Problem statement:
Scan the data. Collect each line that contains the word "JSON".

Entries supplied:
====

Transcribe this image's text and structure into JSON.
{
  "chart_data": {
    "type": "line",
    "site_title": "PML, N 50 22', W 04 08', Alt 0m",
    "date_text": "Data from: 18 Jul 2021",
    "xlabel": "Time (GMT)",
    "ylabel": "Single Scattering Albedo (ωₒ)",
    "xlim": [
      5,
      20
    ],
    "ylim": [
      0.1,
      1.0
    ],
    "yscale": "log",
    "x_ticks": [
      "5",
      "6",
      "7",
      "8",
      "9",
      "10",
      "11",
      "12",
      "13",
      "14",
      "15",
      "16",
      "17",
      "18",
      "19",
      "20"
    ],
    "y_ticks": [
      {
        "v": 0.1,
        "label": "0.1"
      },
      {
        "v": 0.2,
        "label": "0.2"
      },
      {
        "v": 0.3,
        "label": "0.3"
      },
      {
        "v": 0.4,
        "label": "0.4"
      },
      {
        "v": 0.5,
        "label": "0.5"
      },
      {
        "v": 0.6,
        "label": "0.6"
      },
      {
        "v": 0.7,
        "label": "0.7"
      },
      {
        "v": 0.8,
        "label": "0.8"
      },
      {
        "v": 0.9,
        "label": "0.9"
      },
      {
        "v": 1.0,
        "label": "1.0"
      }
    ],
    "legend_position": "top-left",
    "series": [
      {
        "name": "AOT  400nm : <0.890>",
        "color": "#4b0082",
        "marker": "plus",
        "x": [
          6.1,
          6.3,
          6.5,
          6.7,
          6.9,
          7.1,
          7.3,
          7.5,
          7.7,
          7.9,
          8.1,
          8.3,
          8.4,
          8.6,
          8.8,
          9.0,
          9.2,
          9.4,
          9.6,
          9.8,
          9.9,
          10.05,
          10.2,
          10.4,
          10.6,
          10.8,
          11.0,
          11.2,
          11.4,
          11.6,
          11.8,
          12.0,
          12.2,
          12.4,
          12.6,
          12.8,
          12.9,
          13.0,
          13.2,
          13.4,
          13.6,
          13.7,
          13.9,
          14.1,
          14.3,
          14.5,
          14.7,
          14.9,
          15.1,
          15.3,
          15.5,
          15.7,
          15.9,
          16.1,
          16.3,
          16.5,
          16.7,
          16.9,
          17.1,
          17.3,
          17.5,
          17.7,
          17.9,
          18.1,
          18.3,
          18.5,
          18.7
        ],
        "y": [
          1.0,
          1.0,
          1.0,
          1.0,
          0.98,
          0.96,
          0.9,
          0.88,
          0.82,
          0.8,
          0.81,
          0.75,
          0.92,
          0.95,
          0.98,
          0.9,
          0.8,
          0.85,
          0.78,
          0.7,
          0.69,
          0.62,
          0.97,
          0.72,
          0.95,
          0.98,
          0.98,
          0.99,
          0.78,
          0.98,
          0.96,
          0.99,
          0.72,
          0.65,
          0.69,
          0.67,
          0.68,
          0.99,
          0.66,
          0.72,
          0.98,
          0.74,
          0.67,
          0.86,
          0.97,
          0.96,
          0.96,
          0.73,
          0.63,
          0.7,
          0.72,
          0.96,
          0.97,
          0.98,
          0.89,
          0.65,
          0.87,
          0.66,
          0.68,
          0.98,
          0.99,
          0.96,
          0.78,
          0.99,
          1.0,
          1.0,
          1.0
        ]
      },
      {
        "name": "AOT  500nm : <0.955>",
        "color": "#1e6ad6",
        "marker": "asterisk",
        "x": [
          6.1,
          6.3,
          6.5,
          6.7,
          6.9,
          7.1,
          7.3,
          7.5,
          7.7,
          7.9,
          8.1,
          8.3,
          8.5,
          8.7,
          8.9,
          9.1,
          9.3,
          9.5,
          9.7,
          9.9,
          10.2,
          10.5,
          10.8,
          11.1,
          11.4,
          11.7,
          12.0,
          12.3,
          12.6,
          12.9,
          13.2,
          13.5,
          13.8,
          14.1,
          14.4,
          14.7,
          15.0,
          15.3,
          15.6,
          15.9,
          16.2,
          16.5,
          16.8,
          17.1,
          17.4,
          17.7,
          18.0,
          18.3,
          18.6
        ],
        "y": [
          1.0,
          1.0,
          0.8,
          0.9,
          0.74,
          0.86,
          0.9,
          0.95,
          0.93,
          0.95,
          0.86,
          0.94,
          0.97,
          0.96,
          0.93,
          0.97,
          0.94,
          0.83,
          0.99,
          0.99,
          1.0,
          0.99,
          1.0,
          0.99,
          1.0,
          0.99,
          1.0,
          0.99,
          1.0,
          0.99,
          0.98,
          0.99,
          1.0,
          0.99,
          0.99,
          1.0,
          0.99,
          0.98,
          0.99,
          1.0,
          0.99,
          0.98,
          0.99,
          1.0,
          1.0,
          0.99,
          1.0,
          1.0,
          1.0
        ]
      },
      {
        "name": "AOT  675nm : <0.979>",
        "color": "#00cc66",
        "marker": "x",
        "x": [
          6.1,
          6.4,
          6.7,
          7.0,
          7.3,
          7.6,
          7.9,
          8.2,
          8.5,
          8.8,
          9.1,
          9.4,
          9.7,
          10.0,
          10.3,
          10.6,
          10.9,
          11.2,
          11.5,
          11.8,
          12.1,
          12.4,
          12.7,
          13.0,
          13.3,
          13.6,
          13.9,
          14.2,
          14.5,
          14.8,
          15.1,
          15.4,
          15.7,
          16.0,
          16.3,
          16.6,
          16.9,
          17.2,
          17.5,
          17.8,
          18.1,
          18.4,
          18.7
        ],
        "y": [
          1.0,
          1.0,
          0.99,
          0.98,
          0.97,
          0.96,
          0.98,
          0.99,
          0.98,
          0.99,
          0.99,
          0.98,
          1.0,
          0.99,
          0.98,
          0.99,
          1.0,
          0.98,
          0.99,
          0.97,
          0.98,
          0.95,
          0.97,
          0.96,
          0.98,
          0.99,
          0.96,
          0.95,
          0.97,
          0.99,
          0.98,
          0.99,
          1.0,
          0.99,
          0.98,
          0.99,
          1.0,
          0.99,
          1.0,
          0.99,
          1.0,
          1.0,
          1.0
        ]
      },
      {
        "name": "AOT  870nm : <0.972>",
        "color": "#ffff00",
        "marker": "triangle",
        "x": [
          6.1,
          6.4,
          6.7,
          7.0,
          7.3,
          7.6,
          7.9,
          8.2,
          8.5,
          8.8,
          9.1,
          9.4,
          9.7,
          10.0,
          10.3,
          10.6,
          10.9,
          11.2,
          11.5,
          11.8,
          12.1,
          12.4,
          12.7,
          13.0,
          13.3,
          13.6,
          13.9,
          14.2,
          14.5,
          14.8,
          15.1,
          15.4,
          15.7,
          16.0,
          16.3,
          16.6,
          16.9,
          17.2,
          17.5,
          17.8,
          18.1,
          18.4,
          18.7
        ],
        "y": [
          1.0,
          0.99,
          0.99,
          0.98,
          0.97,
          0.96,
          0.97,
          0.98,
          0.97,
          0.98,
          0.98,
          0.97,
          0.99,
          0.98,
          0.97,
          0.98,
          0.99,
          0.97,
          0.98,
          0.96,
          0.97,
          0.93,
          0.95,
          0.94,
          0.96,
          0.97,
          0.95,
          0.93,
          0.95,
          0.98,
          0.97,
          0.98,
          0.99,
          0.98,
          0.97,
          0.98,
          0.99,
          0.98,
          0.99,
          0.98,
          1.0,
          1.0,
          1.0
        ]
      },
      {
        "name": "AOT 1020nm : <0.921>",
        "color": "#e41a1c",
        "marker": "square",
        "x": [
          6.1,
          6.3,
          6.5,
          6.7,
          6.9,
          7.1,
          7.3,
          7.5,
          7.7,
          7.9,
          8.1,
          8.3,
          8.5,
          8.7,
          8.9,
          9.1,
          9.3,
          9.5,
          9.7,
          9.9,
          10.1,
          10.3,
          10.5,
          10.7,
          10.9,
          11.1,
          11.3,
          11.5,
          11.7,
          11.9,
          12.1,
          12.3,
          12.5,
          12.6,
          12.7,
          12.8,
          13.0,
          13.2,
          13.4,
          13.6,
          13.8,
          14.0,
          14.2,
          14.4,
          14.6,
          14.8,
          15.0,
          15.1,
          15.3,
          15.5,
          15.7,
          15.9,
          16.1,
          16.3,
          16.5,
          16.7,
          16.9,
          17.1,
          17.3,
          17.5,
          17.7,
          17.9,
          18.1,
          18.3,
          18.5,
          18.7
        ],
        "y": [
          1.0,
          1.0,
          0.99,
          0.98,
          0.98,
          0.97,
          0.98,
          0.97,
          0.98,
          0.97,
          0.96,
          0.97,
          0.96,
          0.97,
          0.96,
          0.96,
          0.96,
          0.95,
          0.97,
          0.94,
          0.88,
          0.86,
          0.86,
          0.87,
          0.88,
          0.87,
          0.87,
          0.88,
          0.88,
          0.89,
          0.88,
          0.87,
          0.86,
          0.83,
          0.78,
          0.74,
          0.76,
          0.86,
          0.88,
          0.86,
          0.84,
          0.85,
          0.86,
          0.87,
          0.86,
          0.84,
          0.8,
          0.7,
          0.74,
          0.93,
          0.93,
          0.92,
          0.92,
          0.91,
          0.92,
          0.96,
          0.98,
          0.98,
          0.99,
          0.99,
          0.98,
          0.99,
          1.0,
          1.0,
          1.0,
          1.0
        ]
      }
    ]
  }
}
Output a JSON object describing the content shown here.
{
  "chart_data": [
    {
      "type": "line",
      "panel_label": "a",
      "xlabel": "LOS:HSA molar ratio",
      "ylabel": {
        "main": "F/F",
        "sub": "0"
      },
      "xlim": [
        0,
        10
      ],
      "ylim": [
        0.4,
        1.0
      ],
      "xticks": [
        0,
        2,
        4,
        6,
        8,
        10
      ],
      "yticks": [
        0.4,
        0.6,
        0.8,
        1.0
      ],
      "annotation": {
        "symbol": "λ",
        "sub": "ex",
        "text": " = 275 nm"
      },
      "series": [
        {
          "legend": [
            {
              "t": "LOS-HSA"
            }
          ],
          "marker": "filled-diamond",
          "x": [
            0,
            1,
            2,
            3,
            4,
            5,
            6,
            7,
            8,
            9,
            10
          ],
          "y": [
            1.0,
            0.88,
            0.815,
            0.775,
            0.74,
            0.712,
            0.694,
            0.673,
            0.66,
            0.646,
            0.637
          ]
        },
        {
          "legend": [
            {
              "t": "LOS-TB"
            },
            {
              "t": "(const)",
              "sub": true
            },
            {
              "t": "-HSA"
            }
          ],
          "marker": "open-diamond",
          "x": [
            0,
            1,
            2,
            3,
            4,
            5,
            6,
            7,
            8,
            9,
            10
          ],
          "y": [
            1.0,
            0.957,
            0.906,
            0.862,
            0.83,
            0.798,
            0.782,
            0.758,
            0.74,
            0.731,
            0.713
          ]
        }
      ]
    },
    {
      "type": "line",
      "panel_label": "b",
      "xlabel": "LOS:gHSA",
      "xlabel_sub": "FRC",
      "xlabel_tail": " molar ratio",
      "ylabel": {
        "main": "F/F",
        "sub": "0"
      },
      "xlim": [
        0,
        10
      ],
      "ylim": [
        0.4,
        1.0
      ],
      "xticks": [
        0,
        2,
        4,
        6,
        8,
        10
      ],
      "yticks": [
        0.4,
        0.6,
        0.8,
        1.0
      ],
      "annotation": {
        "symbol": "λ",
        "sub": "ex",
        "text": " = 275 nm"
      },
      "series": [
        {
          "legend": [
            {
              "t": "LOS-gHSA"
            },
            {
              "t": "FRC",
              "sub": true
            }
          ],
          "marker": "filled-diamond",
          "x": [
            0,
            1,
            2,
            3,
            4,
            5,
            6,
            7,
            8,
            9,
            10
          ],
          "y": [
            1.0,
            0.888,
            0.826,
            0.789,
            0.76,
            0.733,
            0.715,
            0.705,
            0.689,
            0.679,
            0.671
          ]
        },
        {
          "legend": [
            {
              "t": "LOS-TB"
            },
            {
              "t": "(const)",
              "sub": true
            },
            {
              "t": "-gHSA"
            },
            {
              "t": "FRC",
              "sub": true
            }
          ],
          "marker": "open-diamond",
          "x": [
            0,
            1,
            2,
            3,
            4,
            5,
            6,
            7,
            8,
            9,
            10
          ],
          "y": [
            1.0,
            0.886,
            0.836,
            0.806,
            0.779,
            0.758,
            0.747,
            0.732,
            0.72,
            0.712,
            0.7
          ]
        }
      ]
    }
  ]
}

====

Problem solution:
Transcribe this image's text and structure into JSON.
Output a JSON object describing the content shown here.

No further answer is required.